*What is expected*
Repeat the material below exactly, with no pictures.

──────── Data for this exercise

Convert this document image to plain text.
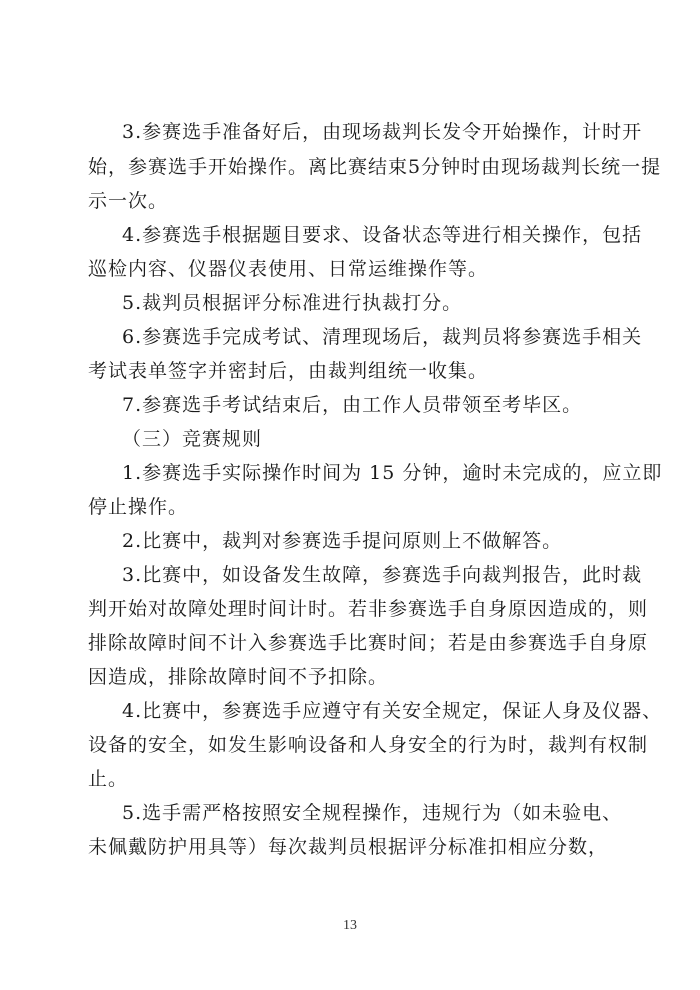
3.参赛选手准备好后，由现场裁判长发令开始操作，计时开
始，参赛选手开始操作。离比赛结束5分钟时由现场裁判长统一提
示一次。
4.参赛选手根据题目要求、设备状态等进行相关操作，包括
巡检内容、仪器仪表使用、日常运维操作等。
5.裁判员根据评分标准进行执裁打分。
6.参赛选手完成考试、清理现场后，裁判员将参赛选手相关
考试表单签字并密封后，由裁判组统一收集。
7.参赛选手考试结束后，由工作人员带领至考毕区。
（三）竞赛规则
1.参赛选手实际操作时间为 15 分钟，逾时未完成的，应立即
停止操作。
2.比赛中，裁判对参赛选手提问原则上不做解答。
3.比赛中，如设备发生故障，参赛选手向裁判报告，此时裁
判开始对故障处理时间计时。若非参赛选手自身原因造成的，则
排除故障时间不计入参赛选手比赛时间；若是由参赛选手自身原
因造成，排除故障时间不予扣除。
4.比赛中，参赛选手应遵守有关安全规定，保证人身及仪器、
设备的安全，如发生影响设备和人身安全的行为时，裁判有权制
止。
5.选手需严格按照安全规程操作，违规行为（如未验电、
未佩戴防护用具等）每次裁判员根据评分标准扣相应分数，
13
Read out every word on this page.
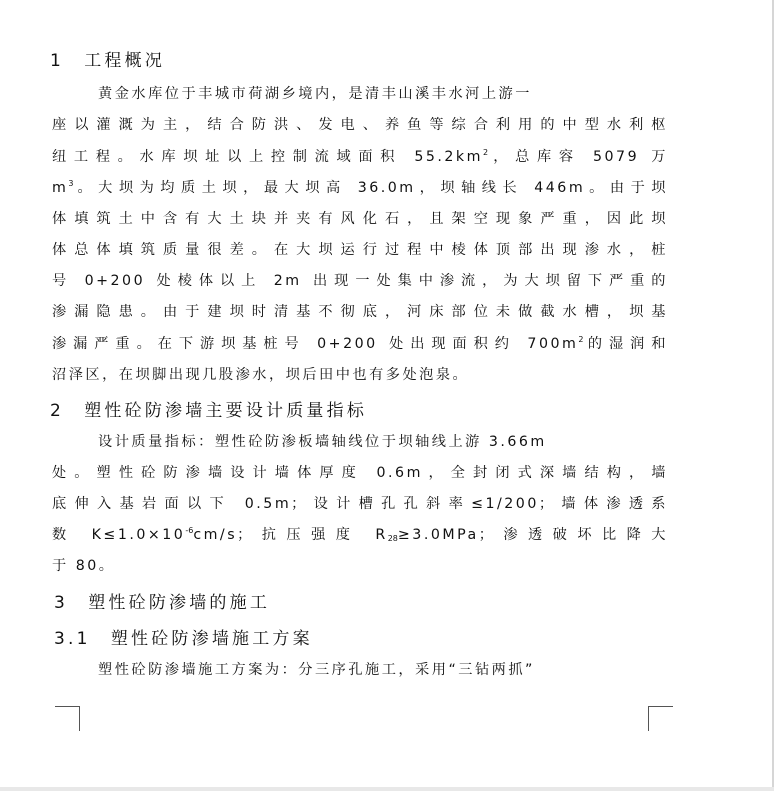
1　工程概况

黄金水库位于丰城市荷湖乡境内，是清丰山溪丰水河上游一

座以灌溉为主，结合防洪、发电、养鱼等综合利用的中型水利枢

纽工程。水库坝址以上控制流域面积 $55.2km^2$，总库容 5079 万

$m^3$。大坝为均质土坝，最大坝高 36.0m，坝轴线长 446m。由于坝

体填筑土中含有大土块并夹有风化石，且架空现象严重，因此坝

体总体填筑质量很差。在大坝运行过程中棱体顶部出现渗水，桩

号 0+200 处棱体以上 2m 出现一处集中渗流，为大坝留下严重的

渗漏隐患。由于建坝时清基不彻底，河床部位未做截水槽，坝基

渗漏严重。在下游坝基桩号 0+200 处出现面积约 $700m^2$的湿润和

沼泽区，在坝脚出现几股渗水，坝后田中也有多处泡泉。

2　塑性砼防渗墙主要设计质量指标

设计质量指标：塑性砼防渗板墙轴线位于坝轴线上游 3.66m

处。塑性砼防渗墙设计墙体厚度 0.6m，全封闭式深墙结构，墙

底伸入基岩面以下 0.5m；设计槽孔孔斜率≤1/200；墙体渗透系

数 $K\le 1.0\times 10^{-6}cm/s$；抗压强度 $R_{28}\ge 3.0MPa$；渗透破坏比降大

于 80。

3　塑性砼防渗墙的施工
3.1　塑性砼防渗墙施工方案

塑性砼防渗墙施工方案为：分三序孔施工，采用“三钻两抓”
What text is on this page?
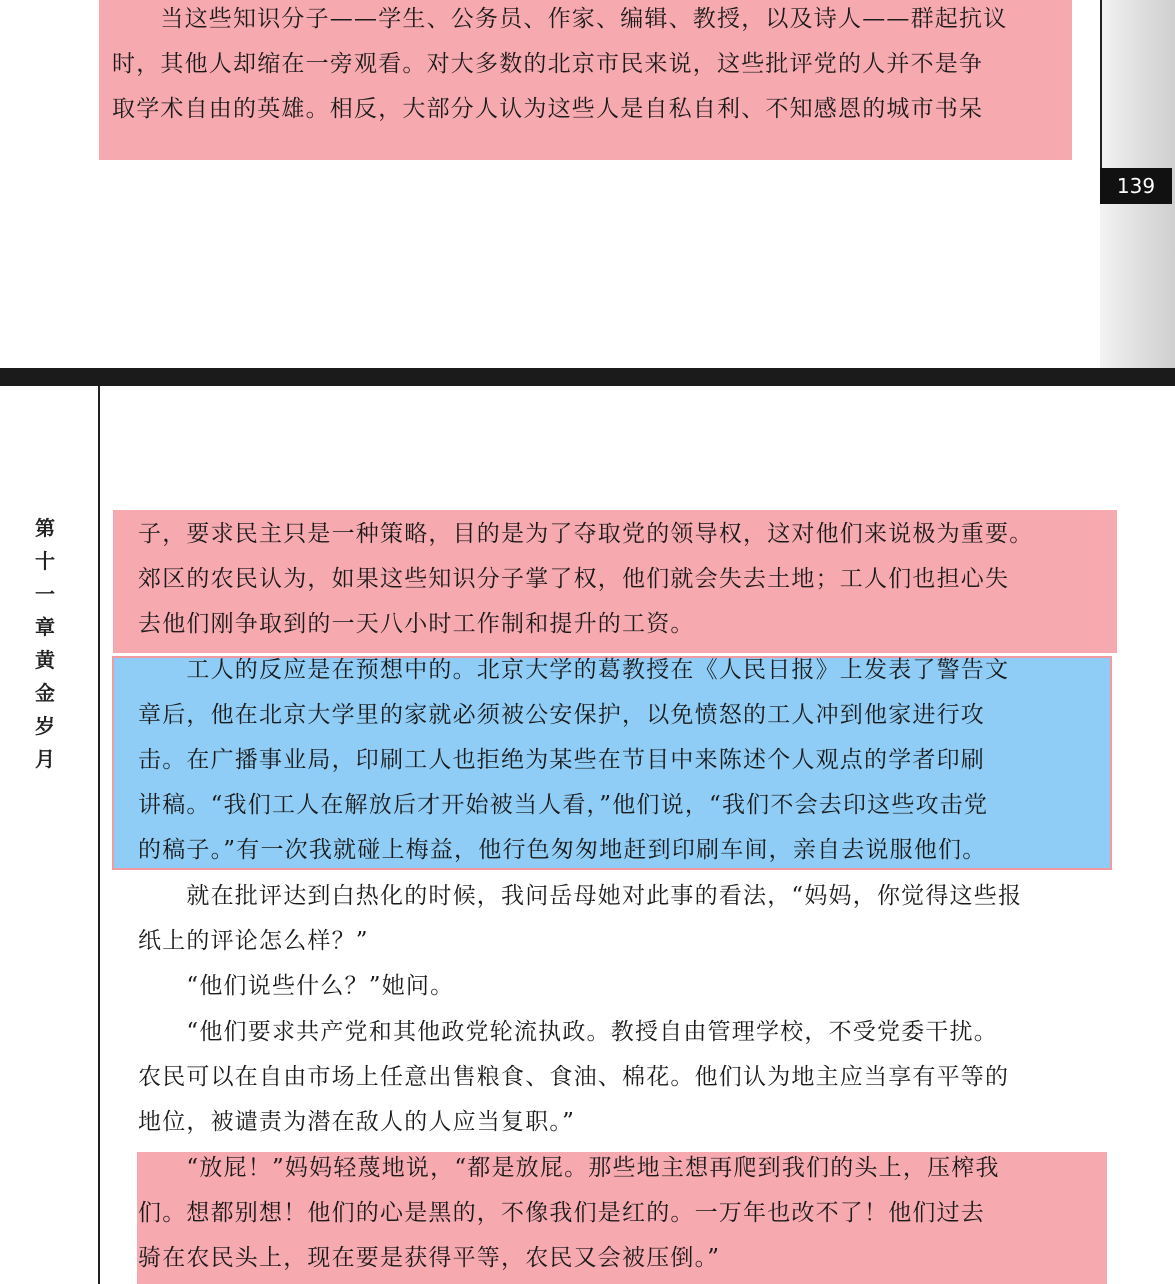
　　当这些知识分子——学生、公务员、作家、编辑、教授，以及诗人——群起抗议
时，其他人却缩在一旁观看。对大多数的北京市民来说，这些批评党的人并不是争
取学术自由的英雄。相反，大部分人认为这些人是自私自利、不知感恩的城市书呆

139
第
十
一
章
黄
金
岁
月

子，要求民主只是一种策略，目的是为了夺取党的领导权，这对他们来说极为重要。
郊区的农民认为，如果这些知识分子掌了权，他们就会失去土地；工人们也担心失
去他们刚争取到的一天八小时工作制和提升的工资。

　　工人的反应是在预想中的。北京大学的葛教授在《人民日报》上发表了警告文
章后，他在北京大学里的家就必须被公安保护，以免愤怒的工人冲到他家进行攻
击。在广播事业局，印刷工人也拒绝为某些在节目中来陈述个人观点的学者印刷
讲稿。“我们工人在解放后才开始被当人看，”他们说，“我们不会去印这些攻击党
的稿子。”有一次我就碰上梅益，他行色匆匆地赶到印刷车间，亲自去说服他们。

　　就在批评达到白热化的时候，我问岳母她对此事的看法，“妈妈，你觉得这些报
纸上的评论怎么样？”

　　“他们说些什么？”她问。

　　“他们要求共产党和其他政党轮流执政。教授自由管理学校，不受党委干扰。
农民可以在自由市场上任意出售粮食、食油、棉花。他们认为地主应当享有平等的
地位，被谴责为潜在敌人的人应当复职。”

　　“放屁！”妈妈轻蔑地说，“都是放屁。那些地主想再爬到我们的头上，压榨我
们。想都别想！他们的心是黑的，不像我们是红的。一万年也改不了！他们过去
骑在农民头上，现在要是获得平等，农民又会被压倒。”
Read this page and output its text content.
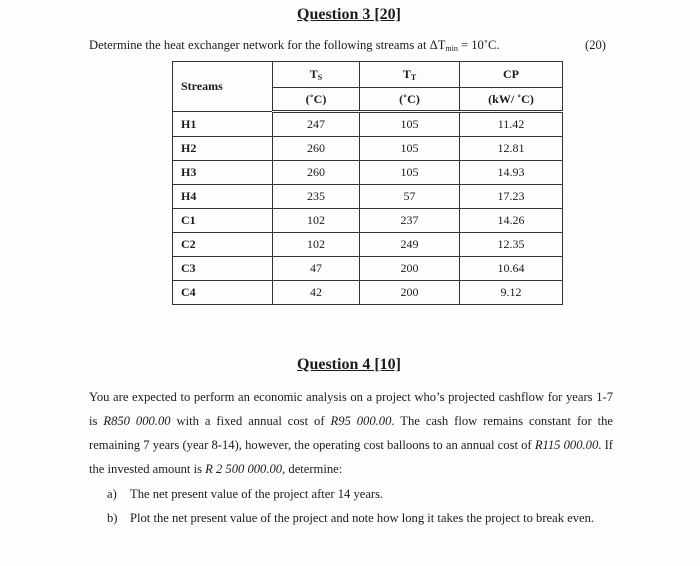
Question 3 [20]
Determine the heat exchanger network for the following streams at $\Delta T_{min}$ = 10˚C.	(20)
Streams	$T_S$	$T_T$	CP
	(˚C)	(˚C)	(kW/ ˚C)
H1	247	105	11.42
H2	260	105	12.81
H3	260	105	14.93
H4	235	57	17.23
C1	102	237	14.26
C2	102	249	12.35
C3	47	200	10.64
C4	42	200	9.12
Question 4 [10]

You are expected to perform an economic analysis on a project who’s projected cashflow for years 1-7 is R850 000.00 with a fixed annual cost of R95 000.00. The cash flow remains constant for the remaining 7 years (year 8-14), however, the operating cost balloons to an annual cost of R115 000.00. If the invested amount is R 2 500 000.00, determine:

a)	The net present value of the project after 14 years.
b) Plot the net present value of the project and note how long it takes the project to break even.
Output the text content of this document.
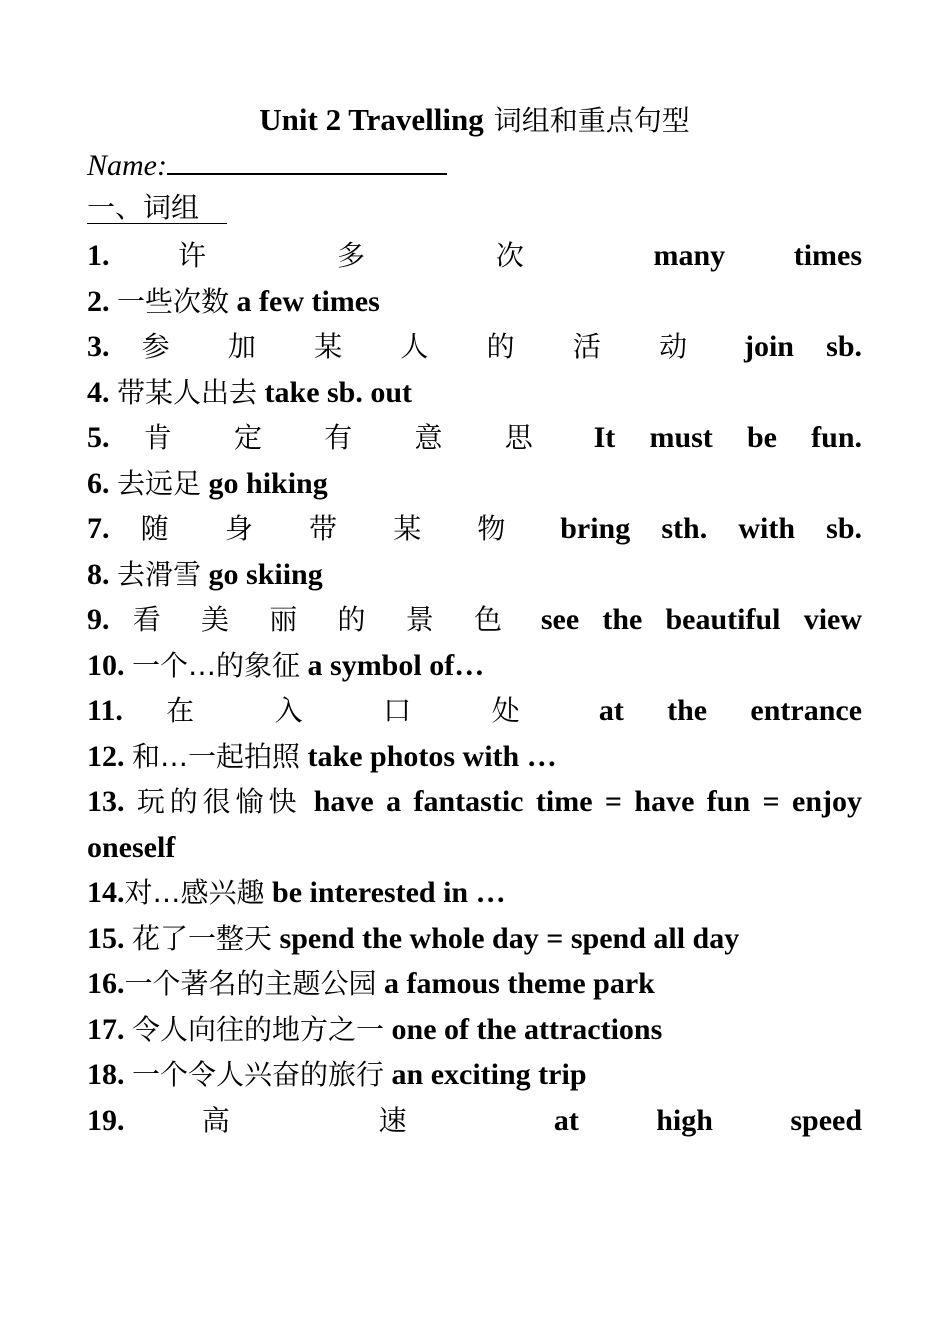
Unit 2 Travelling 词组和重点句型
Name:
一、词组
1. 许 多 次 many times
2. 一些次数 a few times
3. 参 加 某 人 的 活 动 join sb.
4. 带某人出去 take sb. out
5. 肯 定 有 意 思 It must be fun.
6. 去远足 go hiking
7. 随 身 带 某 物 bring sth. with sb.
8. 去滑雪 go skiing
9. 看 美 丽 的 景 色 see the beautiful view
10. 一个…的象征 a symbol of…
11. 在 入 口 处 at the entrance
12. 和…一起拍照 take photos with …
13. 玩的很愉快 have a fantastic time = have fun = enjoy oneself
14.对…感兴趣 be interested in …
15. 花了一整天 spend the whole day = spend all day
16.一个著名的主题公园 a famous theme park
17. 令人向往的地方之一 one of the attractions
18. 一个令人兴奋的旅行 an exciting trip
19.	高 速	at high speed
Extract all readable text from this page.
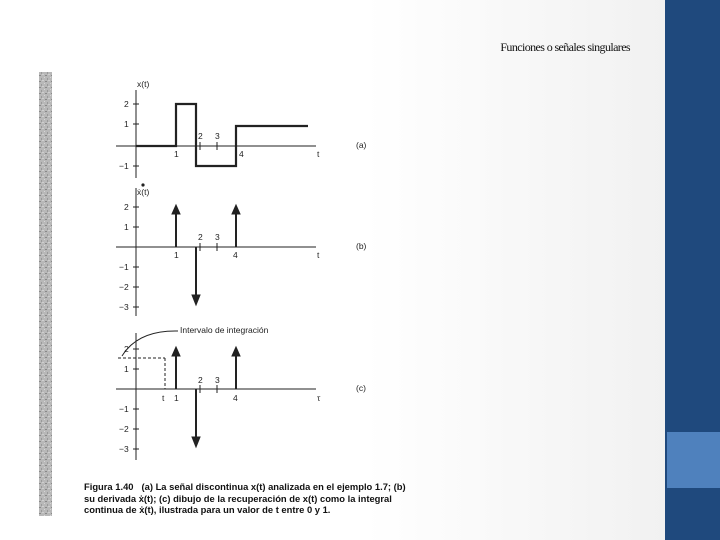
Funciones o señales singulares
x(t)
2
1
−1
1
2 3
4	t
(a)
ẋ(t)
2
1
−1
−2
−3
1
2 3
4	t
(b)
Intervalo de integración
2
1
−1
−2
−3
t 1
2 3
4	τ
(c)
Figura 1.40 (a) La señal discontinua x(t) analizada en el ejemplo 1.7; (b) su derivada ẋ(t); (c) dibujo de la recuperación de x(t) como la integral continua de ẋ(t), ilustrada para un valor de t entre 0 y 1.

────────────────

*Result*
Convert this document image to plain text.
3.参赛选手准备好后，由现场裁判长发令开始操作，计时开
始，参赛选手开始操作。离比赛结束5分钟时由现场裁判长统一提
示一次。
4.参赛选手根据题目要求、设备状态等进行相关操作，包括
巡检内容、仪器仪表使用、日常运维操作等。
5.裁判员根据评分标准进行执裁打分。
6.参赛选手完成考试、清理现场后，裁判员将参赛选手相关
考试表单签字并密封后，由裁判组统一收集。
7.参赛选手考试结束后，由工作人员带领至考毕区。
（三）竞赛规则
1.参赛选手实际操作时间为 15 分钟，逾时未完成的，应立即
停止操作。
2.比赛中，裁判对参赛选手提问原则上不做解答。
3.比赛中，如设备发生故障，参赛选手向裁判报告，此时裁
判开始对故障处理时间计时。若非参赛选手自身原因造成的，则
排除故障时间不计入参赛选手比赛时间；若是由参赛选手自身原
因造成，排除故障时间不予扣除。
4.比赛中，参赛选手应遵守有关安全规定，保证人身及仪器、
设备的安全，如发生影响设备和人身安全的行为时，裁判有权制
止。
5.选手需严格按照安全规程操作，违规行为（如未验电、
未佩戴防护用具等）每次裁判员根据评分标准扣相应分数，
13
Read out every word on this page.
1　工程概况

黄金水库位于丰城市荷湖乡境内，是清丰山溪丰水河上游一

座以灌溉为主，结合防洪、发电、养鱼等综合利用的中型水利枢

纽工程。水库坝址以上控制流域面积 $55.2km^2$，总库容 5079 万

$m^3$。大坝为均质土坝，最大坝高 36.0m，坝轴线长 446m。由于坝

体填筑土中含有大土块并夹有风化石，且架空现象严重，因此坝

体总体填筑质量很差。在大坝运行过程中棱体顶部出现渗水，桩

号 0+200 处棱体以上 2m 出现一处集中渗流，为大坝留下严重的

渗漏隐患。由于建坝时清基不彻底，河床部位未做截水槽，坝基

渗漏严重。在下游坝基桩号 0+200 处出现面积约 $700m^2$的湿润和

沼泽区，在坝脚出现几股渗水，坝后田中也有多处泡泉。

2　塑性砼防渗墙主要设计质量指标

设计质量指标：塑性砼防渗板墙轴线位于坝轴线上游 3.66m

处。塑性砼防渗墙设计墙体厚度 0.6m，全封闭式深墙结构，墙

底伸入基岩面以下 0.5m；设计槽孔孔斜率≤1/200；墙体渗透系

数 $K\le 1.0\times 10^{-6}cm/s$；抗压强度 $R_{28}\ge 3.0MPa$；渗透破坏比降大

于 80。

3　塑性砼防渗墙的施工
3.1　塑性砼防渗墙施工方案

塑性砼防渗墙施工方案为：分三序孔施工，采用“三钻两抓”
What text is on this page?
　　当这些知识分子——学生、公务员、作家、编辑、教授，以及诗人——群起抗议
时，其他人却缩在一旁观看。对大多数的北京市民来说，这些批评党的人并不是争
取学术自由的英雄。相反，大部分人认为这些人是自私自利、不知感恩的城市书呆

139
第
十
一
章
黄
金
岁
月

子，要求民主只是一种策略，目的是为了夺取党的领导权，这对他们来说极为重要。
郊区的农民认为，如果这些知识分子掌了权，他们就会失去土地；工人们也担心失
去他们刚争取到的一天八小时工作制和提升的工资。

　　工人的反应是在预想中的。北京大学的葛教授在《人民日报》上发表了警告文
章后，他在北京大学里的家就必须被公安保护，以免愤怒的工人冲到他家进行攻
击。在广播事业局，印刷工人也拒绝为某些在节目中来陈述个人观点的学者印刷
讲稿。“我们工人在解放后才开始被当人看，”他们说，“我们不会去印这些攻击党
的稿子。”有一次我就碰上梅益，他行色匆匆地赶到印刷车间，亲自去说服他们。

　　就在批评达到白热化的时候，我问岳母她对此事的看法，“妈妈，你觉得这些报
纸上的评论怎么样？”

　　“他们说些什么？”她问。

　　“他们要求共产党和其他政党轮流执政。教授自由管理学校，不受党委干扰。
农民可以在自由市场上任意出售粮食、食油、棉花。他们认为地主应当享有平等的
地位，被谴责为潜在敌人的人应当复职。”

　　“放屁！”妈妈轻蔑地说，“都是放屁。那些地主想再爬到我们的头上，压榨我
们。想都别想！他们的心是黑的，不像我们是红的。一万年也改不了！他们过去
骑在农民头上，现在要是获得平等，农民又会被压倒。”
Read this page and output its text content.
Question 3 [20]
Determine the heat exchanger network for the following streams at $\Delta T_{min}$ = 10˚C.	(20)
Streams	$T_S$	$T_T$	CP
	(˚C)	(˚C)	(kW/ ˚C)
H1	247	105	11.42
H2	260	105	12.81
H3	260	105	14.93
H4	235	57	17.23
C1	102	237	14.26
C2	102	249	12.35
C3	47	200	10.64
C4	42	200	9.12
Question 4 [10]

You are expected to perform an economic analysis on a project who’s projected cashflow for years 1-7 is R850 000.00 with a fixed annual cost of R95 000.00. The cash flow remains constant for the remaining 7 years (year 8-14), however, the operating cost balloons to an annual cost of R115 000.00. If the invested amount is R 2 500 000.00, determine:

a)	The net present value of the project after 14 years.
b) Plot the net present value of the project and note how long it takes the project to break even.
Output the text content of this document.
Unit 2 Travelling 词组和重点句型
Name:
一、词组
1. 许 多 次 many times
2. 一些次数 a few times
3. 参 加 某 人 的 活 动 join sb.
4. 带某人出去 take sb. out
5. 肯 定 有 意 思 It must be fun.
6. 去远足 go hiking
7. 随 身 带 某 物 bring sth. with sb.
8. 去滑雪 go skiing
9. 看 美 丽 的 景 色 see the beautiful view
10. 一个…的象征 a symbol of…
11. 在 入 口 处 at the entrance
12. 和…一起拍照 take photos with …
13. 玩的很愉快 have a fantastic time = have fun = enjoy oneself
14.对…感兴趣 be interested in …
15. 花了一整天 spend the whole day = spend all day
16.一个著名的主题公园 a famous theme park
17. 令人向往的地方之一 one of the attractions
18. 一个令人兴奋的旅行 an exciting trip
19.	高 速	at high speed
Extract all readable text from this page.
Funciones o señales singulares
x(t)
2
1
−1
1
2 3
4	t
(a)
ẋ(t)
2
1
−1
−2
−3
1
2 3
4	t
(b)
Intervalo de integración
2
1
−1
−2
−3
t 1
2 3
4	τ
(c)
Figura 1.40 (a) La señal discontinua x(t) analizada en el ejemplo 1.7; (b) su derivada ẋ(t); (c) dibujo de la recuperación de x(t) como la integral continua de ẋ(t), ilustrada para un valor de t entre 0 y 1.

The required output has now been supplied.